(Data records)
┌────────
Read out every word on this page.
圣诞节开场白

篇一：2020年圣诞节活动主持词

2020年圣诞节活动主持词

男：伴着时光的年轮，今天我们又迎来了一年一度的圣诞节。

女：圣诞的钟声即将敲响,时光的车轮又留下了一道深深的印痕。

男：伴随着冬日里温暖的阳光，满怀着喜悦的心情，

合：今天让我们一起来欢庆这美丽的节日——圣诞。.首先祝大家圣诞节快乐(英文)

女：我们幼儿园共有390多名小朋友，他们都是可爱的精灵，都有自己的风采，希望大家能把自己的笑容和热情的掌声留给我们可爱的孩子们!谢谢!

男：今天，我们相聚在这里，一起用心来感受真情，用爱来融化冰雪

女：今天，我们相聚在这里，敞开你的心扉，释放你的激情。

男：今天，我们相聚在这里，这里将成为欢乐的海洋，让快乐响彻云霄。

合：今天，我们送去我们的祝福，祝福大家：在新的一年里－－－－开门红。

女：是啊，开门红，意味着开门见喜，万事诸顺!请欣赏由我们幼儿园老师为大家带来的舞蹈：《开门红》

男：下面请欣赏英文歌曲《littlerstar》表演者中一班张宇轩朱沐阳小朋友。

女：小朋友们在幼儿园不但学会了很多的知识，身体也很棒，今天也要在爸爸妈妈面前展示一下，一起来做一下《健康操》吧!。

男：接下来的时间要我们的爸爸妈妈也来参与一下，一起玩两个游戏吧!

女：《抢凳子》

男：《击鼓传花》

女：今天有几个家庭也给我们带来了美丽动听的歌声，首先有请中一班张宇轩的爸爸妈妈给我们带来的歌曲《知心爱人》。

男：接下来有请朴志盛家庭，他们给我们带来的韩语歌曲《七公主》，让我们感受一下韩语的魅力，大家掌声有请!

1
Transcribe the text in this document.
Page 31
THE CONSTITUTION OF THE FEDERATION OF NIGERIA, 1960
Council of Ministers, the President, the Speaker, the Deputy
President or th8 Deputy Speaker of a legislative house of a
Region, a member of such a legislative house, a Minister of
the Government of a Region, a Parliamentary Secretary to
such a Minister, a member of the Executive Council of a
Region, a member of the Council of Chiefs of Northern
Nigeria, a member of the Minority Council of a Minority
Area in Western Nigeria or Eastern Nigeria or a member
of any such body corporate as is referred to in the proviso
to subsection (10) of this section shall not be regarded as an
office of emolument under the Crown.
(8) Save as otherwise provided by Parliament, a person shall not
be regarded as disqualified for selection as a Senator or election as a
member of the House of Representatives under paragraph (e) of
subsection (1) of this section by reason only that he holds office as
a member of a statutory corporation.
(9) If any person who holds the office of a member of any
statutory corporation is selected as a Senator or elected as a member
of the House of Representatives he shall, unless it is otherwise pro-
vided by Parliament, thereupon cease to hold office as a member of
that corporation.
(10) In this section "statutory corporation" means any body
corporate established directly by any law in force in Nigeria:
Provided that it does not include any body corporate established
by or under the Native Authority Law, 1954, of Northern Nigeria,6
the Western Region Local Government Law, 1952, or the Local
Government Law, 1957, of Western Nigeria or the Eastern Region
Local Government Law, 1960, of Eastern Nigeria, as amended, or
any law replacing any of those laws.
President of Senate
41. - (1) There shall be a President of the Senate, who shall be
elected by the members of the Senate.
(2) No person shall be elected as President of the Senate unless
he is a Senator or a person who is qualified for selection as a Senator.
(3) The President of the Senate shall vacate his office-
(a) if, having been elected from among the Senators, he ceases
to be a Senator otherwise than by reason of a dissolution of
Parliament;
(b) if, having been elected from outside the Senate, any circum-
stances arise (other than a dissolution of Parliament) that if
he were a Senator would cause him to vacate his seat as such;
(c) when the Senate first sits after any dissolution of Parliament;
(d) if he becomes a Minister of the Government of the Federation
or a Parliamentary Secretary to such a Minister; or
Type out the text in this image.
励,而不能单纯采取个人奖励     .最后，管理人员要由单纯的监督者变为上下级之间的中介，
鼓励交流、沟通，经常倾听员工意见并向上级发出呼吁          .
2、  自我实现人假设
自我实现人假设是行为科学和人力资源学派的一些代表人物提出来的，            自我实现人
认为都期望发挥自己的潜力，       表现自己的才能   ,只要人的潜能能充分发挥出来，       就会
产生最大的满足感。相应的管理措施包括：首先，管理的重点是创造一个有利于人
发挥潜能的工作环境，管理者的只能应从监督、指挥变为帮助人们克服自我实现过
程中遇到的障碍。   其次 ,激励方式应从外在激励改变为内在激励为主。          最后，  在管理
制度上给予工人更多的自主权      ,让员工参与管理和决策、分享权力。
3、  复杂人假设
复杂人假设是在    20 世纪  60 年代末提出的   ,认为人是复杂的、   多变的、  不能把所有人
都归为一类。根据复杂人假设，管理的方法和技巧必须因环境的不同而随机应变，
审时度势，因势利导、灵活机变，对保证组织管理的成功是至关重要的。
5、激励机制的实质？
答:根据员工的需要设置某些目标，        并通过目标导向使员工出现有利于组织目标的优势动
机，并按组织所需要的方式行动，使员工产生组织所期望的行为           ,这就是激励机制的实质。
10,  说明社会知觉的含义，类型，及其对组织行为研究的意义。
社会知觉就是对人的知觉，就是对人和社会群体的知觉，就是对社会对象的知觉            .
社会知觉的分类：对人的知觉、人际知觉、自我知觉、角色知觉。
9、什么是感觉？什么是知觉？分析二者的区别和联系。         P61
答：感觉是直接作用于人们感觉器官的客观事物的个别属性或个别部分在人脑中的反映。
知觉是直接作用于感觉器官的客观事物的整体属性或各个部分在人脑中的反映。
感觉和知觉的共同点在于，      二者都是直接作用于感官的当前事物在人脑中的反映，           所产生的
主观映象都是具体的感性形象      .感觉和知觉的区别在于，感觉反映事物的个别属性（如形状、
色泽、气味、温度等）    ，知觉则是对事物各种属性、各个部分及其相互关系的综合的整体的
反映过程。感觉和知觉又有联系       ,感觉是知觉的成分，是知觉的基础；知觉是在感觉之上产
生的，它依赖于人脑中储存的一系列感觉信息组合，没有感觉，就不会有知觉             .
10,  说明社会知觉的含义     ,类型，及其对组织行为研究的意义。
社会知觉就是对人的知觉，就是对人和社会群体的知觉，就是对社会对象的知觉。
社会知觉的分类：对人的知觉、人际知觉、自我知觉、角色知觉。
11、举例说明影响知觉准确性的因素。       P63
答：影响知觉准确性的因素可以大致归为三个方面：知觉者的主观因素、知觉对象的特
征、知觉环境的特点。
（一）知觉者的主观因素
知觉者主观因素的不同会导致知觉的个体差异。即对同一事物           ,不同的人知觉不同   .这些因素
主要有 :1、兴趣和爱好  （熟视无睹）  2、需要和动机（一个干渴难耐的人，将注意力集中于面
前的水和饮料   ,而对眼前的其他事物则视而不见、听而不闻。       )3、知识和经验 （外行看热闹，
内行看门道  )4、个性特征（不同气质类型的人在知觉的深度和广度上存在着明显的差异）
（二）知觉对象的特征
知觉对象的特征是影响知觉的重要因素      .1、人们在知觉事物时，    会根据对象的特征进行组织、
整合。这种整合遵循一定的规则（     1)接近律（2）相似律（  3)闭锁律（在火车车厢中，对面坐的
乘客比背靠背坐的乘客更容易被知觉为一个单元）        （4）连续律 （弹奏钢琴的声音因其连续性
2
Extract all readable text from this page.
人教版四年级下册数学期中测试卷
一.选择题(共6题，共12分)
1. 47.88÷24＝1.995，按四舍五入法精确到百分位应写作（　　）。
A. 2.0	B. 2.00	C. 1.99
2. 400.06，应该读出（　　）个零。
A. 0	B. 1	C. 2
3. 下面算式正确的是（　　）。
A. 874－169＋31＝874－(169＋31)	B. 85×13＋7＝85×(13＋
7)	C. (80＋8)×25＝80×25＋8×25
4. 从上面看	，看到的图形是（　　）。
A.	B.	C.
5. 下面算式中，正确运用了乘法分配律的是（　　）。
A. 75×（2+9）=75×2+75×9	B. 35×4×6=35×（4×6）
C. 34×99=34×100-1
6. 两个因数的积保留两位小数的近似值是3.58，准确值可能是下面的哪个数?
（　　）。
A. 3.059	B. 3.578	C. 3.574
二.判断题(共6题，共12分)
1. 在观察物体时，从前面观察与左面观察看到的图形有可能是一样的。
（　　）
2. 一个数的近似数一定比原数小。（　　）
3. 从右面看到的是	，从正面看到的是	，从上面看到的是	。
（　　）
└────────
» **Exercise task**: Among the lines of the data, identify those with the word "legislative". Copy each of them.

» **Solution**:
President or th8 Deputy Speaker of a legislative house of a
Region, a member of such a legislative house, a Minister of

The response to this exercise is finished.